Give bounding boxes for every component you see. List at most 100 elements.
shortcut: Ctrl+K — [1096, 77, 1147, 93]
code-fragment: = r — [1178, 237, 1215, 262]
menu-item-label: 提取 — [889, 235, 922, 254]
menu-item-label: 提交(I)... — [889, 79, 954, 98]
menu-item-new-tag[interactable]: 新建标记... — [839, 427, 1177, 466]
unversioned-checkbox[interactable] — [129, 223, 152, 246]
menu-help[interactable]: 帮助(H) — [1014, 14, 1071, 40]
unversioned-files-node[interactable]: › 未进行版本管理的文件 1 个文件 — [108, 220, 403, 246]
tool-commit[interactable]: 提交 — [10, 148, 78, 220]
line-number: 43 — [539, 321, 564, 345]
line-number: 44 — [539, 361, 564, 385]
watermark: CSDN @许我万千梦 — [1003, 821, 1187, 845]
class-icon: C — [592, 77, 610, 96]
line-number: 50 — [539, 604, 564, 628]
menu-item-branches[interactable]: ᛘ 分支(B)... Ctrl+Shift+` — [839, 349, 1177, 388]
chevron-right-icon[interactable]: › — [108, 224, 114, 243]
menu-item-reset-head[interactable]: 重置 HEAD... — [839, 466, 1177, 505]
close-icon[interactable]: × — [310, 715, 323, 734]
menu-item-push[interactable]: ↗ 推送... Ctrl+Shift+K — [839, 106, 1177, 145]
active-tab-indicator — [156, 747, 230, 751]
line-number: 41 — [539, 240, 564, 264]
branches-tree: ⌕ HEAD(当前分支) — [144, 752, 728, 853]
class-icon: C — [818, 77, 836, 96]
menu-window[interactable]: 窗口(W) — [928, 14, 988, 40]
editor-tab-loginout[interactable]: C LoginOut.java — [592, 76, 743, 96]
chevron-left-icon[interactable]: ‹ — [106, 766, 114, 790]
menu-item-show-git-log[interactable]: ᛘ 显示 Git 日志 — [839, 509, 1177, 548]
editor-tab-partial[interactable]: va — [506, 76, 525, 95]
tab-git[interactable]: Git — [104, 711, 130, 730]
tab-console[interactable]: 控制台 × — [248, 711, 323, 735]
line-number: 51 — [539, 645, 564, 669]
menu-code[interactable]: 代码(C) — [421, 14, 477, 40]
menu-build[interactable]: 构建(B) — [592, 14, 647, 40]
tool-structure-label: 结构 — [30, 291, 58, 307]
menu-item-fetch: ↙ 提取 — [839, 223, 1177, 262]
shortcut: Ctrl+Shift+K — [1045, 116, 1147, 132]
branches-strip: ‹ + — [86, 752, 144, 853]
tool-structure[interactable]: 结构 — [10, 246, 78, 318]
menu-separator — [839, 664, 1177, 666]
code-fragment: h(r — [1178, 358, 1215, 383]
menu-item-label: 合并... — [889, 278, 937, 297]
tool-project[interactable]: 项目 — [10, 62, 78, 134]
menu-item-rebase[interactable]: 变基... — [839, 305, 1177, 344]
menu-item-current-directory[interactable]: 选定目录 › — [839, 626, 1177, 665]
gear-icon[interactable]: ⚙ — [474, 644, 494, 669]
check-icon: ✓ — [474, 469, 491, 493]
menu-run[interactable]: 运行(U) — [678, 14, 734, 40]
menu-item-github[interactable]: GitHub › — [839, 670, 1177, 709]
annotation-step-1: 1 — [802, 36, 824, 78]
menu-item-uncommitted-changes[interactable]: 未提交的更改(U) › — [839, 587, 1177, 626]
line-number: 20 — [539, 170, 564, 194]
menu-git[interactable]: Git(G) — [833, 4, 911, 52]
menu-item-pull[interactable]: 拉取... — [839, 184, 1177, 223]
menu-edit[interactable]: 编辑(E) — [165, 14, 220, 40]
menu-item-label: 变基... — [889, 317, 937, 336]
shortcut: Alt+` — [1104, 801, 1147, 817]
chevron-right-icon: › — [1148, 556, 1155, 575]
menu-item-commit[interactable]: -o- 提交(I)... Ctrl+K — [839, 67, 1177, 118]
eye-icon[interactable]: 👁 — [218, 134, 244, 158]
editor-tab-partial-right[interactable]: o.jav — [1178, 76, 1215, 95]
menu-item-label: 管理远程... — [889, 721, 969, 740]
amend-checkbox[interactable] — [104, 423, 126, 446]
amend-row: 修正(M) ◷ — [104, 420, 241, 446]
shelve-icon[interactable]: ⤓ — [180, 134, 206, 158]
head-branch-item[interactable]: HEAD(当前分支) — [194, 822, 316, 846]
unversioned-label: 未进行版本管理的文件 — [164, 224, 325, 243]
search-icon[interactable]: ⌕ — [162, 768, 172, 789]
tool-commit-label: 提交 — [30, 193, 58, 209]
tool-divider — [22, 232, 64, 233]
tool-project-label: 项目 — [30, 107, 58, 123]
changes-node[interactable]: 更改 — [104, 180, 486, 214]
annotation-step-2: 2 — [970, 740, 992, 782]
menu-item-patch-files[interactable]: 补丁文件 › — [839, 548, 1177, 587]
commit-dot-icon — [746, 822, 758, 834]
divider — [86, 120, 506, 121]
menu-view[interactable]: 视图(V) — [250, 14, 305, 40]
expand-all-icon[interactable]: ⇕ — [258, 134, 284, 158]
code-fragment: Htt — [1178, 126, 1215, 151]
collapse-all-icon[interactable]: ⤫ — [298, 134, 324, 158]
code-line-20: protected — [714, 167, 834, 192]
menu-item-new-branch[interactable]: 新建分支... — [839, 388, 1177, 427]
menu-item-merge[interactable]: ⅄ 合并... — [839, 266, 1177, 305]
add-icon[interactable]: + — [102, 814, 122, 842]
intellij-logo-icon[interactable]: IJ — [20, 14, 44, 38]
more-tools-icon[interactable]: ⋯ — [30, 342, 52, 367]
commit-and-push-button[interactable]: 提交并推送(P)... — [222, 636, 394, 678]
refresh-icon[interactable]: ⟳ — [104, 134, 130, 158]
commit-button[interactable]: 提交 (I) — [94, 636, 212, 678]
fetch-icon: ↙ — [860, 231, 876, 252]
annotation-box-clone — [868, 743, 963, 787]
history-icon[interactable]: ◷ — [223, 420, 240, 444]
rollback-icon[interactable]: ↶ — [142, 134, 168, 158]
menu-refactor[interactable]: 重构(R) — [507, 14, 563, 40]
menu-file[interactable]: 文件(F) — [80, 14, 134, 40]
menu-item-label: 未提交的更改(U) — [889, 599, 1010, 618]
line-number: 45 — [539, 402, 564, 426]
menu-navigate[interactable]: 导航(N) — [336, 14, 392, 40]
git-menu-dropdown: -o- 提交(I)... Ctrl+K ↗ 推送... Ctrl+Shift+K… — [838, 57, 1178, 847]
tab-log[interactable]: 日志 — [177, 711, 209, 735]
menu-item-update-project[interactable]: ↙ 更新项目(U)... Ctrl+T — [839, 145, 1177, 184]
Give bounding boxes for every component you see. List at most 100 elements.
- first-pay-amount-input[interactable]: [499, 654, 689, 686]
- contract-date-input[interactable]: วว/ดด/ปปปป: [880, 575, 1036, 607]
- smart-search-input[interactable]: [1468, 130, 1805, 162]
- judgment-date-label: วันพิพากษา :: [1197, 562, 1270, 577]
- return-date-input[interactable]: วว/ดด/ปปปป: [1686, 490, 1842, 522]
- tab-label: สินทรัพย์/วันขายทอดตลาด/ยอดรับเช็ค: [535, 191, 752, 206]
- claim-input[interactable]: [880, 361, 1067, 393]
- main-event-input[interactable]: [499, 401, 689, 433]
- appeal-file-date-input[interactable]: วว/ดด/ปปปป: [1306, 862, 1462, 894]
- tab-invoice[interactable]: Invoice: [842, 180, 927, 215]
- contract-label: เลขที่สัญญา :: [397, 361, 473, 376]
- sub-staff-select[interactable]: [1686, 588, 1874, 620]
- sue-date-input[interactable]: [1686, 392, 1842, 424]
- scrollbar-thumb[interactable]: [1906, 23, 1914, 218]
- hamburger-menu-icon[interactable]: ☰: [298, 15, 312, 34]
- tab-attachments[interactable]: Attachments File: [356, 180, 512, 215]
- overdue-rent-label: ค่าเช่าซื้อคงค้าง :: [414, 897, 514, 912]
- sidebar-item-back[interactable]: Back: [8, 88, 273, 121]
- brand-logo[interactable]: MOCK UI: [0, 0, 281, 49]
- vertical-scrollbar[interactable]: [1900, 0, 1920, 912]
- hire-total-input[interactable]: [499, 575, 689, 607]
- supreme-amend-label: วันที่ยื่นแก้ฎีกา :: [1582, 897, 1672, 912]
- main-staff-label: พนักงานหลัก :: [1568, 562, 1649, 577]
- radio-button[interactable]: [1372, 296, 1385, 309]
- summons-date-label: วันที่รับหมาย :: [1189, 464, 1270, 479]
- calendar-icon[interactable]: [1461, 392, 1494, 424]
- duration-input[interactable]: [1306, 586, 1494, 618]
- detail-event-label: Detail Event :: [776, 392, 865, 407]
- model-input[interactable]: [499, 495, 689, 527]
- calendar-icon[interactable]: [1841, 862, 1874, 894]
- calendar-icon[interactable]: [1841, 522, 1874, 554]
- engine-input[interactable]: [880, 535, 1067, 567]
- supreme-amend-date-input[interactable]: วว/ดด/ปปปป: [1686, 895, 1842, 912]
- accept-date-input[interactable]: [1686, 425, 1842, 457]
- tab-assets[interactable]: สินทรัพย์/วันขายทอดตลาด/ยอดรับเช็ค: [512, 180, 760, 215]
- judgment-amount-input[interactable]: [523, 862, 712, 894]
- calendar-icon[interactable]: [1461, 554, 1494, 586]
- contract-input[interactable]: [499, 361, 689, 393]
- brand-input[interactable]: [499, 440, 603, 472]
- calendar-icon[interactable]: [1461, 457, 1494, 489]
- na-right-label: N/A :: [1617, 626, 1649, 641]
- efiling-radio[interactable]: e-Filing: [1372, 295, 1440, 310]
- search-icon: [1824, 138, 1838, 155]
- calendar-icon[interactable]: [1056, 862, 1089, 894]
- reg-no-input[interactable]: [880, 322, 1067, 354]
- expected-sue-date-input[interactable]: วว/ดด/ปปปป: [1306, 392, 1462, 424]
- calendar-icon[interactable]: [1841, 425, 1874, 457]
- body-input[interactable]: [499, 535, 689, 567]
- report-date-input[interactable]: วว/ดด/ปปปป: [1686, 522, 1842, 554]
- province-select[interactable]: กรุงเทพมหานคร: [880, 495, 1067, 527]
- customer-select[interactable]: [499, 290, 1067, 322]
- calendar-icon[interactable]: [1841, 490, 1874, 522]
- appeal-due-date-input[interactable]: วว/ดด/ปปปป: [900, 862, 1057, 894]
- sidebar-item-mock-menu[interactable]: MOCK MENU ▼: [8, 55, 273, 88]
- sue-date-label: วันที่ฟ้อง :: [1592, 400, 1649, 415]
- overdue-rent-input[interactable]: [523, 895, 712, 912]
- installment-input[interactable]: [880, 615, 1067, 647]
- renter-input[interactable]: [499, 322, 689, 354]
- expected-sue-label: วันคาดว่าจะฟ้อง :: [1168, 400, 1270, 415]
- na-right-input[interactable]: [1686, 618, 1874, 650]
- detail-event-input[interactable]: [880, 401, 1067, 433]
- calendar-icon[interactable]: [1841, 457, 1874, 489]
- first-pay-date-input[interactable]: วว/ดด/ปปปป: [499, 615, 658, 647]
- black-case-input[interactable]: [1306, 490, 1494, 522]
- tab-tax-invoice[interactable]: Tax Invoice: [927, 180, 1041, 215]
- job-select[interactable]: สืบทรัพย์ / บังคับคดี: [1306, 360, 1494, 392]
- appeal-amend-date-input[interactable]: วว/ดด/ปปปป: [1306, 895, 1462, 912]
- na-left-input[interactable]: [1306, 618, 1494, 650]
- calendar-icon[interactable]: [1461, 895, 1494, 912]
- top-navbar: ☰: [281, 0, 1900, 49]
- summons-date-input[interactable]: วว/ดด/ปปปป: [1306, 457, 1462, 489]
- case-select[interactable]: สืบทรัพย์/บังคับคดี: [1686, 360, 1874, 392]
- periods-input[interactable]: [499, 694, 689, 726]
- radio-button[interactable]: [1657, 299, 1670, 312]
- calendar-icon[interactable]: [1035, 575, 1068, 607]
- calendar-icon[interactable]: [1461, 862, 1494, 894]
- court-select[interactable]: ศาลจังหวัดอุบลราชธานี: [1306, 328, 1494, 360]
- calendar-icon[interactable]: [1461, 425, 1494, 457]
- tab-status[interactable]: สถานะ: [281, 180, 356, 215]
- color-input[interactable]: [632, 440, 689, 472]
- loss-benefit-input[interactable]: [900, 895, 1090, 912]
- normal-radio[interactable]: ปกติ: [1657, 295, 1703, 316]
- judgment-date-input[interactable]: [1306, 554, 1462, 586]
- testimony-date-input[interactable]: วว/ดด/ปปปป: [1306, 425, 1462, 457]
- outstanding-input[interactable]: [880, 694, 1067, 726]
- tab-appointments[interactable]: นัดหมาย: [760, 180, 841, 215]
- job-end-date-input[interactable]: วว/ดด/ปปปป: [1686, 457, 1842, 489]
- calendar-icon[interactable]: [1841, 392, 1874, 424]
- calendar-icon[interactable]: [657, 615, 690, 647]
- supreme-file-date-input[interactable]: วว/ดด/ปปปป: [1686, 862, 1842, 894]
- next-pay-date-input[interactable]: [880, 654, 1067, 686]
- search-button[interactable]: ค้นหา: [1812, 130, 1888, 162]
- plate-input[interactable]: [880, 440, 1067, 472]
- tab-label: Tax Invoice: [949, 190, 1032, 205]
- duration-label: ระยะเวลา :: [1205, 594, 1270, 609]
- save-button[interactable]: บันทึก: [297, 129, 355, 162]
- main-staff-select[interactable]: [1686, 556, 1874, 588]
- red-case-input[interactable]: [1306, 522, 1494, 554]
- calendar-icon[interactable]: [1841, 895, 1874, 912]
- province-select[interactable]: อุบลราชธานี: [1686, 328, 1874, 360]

________

=== Exercise goal ===
Print the items line for line, starting at the first line and ending at the line that contains "tool-project[interactable]: 项目 —", with both of those lines included.

=== Answer below ===
Give bounding boxes for every component you see. List at most 100 elements.
shortcut: Ctrl+K — [1096, 77, 1147, 93]
code-fragment: = r — [1178, 237, 1215, 262]
menu-item-label: 提取 — [889, 235, 922, 254]
menu-item-label: 提交(I)... — [889, 79, 954, 98]
menu-item-new-tag[interactable]: 新建标记... — [839, 427, 1177, 466]
unversioned-checkbox[interactable] — [129, 223, 152, 246]
menu-help[interactable]: 帮助(H) — [1014, 14, 1071, 40]
unversioned-files-node[interactable]: › 未进行版本管理的文件 1 个文件 — [108, 220, 403, 246]
tool-commit[interactable]: 提交 — [10, 148, 78, 220]
line-number: 43 — [539, 321, 564, 345]
line-number: 44 — [539, 361, 564, 385]
watermark: CSDN @许我万千梦 — [1003, 821, 1187, 845]
class-icon: C — [592, 77, 610, 96]
line-number: 50 — [539, 604, 564, 628]
menu-item-branches[interactable]: ᛘ 分支(B)... Ctrl+Shift+` — [839, 349, 1177, 388]
chevron-right-icon[interactable]: › — [108, 224, 114, 243]
menu-item-reset-head[interactable]: 重置 HEAD... — [839, 466, 1177, 505]
close-icon[interactable]: × — [310, 715, 323, 734]
menu-item-push[interactable]: ↗ 推送... Ctrl+Shift+K — [839, 106, 1177, 145]
active-tab-indicator — [156, 747, 230, 751]
line-number: 41 — [539, 240, 564, 264]
branches-tree: ⌕ HEAD(当前分支) — [144, 752, 728, 853]
class-icon: C — [818, 77, 836, 96]
menu-window[interactable]: 窗口(W) — [928, 14, 988, 40]
editor-tab-loginout[interactable]: C LoginOut.java — [592, 76, 743, 96]
chevron-left-icon[interactable]: ‹ — [106, 766, 114, 790]
menu-item-show-git-log[interactable]: ᛘ 显示 Git 日志 — [839, 509, 1177, 548]
editor-tab-partial[interactable]: va — [506, 76, 525, 95]
tab-git[interactable]: Git — [104, 711, 130, 730]
tab-console[interactable]: 控制台 × — [248, 711, 323, 735]
line-number: 51 — [539, 645, 564, 669]
menu-code[interactable]: 代码(C) — [421, 14, 477, 40]
menu-build[interactable]: 构建(B) — [592, 14, 647, 40]
tool-structure-label: 结构 — [30, 291, 58, 307]
menu-item-fetch: ↙ 提取 — [839, 223, 1177, 262]
shortcut: Ctrl+Shift+K — [1045, 116, 1147, 132]
branches-strip: ‹ + — [86, 752, 144, 853]
tool-structure[interactable]: 结构 — [10, 246, 78, 318]
menu-separator — [839, 664, 1177, 666]
code-fragment: h(r — [1178, 358, 1215, 383]
menu-item-label: 合并... — [889, 278, 937, 297]
tool-project[interactable]: 项目 — [10, 62, 78, 134]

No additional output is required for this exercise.